Count the lines below that include the word "Filmabend" and write that number alone.

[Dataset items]
• • •

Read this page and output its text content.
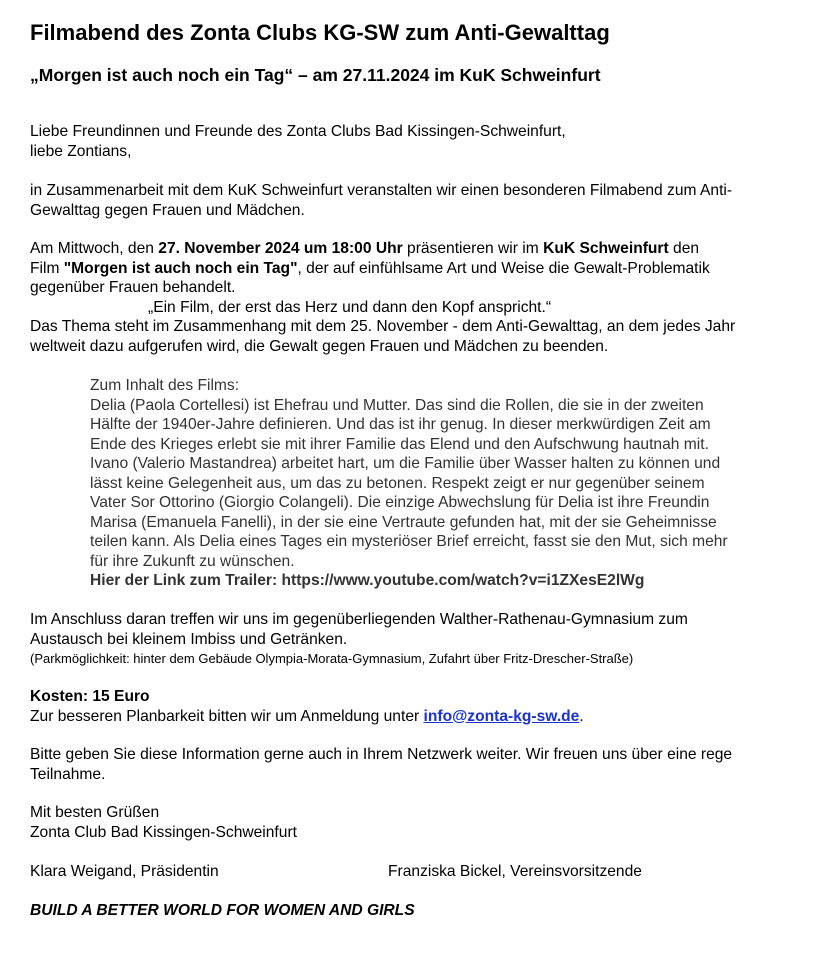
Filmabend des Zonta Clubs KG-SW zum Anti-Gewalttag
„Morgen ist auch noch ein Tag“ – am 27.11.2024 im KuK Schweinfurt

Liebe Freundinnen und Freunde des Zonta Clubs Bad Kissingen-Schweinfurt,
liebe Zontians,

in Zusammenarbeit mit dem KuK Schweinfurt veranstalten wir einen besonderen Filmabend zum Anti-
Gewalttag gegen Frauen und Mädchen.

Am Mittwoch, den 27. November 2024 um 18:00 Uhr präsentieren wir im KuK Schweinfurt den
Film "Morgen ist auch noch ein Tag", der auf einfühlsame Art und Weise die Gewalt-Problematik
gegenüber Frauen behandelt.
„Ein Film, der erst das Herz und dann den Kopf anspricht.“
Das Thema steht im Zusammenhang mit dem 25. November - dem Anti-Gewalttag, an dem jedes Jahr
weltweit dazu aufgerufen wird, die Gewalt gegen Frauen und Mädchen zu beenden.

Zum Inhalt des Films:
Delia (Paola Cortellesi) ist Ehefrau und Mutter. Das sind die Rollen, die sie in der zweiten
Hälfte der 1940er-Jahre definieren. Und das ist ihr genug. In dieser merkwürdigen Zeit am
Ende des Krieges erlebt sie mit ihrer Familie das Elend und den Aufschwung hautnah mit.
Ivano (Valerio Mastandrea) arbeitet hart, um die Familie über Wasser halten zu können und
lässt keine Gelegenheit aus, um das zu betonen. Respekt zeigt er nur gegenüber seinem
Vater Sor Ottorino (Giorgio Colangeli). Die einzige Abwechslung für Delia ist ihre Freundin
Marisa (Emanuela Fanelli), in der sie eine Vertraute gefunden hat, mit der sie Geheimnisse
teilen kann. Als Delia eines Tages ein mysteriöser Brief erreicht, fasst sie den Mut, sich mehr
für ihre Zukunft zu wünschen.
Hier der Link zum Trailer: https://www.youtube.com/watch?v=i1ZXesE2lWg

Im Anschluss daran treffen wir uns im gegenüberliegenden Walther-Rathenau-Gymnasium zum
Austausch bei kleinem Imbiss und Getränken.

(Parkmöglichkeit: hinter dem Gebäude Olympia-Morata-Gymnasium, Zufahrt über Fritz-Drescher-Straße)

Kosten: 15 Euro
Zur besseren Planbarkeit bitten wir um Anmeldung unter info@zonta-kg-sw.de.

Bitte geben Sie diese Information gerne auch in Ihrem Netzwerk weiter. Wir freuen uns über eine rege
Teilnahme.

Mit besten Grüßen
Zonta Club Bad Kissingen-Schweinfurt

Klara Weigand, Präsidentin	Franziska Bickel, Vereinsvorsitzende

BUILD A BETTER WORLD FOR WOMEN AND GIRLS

• • •

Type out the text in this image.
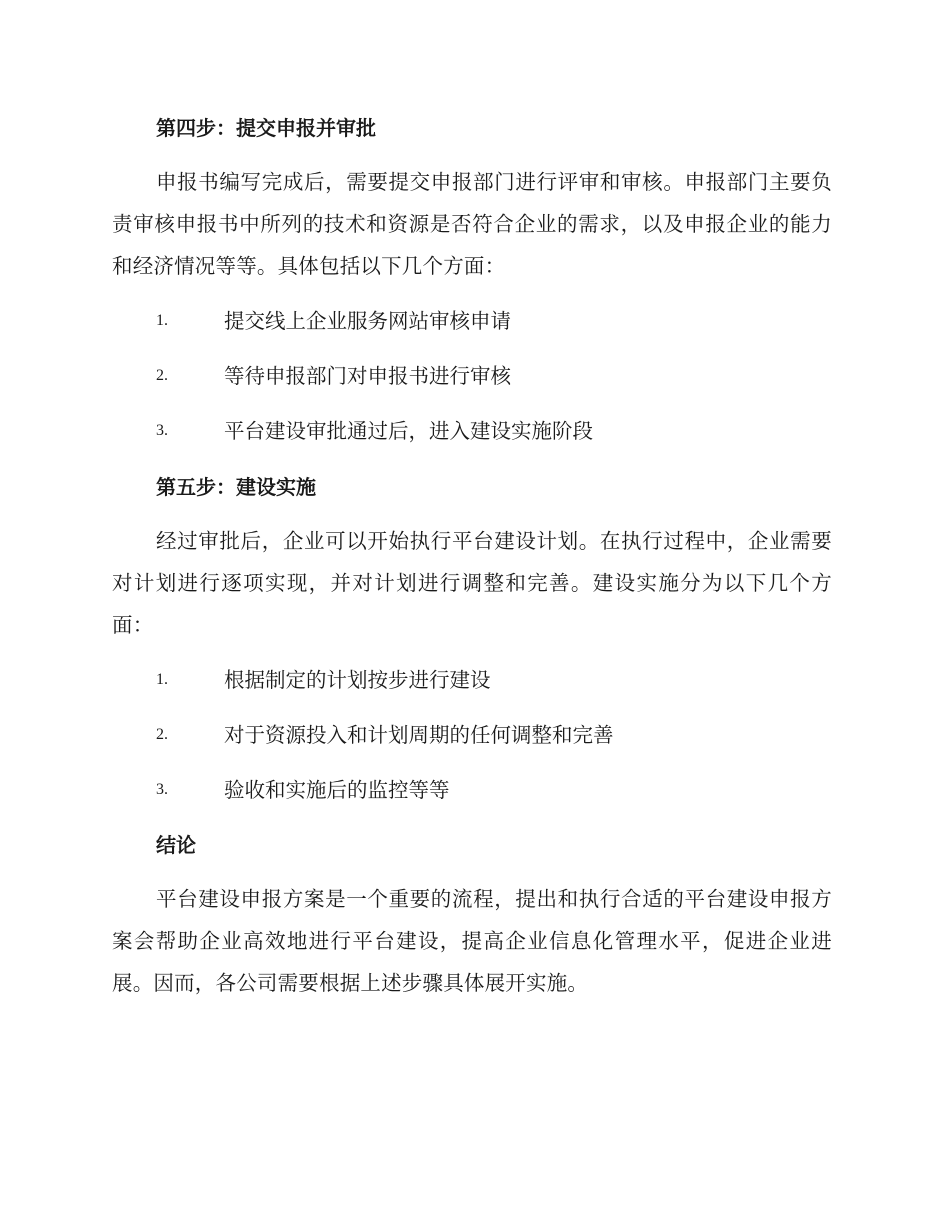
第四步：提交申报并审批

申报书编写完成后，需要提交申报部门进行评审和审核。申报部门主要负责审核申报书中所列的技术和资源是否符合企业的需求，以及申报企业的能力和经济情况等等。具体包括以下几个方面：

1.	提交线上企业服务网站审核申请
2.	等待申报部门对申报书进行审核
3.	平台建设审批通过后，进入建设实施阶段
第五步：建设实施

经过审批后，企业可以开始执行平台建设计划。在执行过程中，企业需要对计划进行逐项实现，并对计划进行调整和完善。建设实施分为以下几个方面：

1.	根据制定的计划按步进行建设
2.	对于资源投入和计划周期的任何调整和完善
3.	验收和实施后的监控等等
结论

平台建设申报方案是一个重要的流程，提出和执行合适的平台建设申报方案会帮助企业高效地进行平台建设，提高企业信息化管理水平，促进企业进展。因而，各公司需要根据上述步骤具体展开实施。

• • •

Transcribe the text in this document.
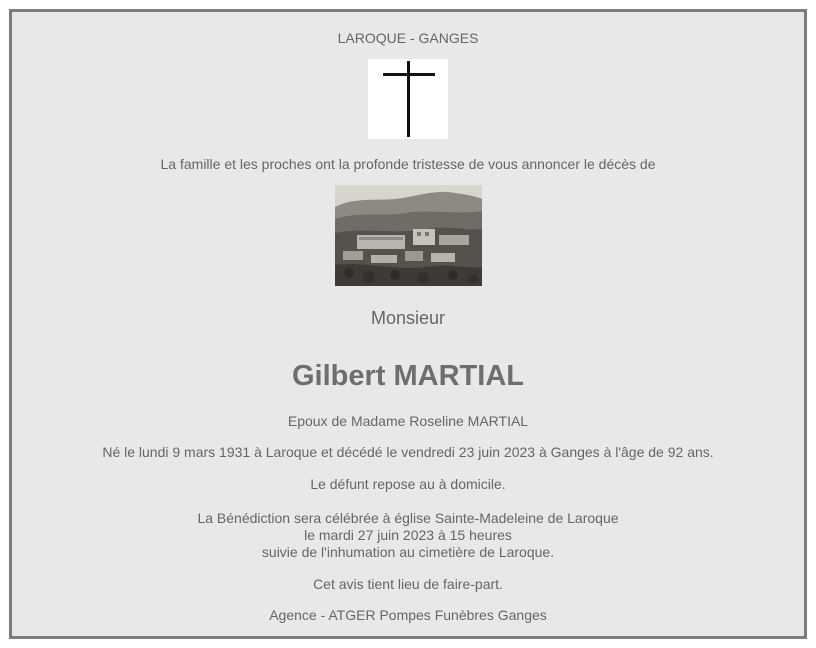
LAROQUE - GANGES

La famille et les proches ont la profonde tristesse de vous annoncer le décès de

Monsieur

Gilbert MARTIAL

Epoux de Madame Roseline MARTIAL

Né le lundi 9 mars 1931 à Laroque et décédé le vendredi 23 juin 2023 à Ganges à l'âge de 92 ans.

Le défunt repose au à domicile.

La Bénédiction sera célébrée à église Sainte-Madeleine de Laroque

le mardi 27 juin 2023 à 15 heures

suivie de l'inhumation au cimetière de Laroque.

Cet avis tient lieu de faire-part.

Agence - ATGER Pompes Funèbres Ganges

• • •

* _RESPONSE TO THIS TASK_:
2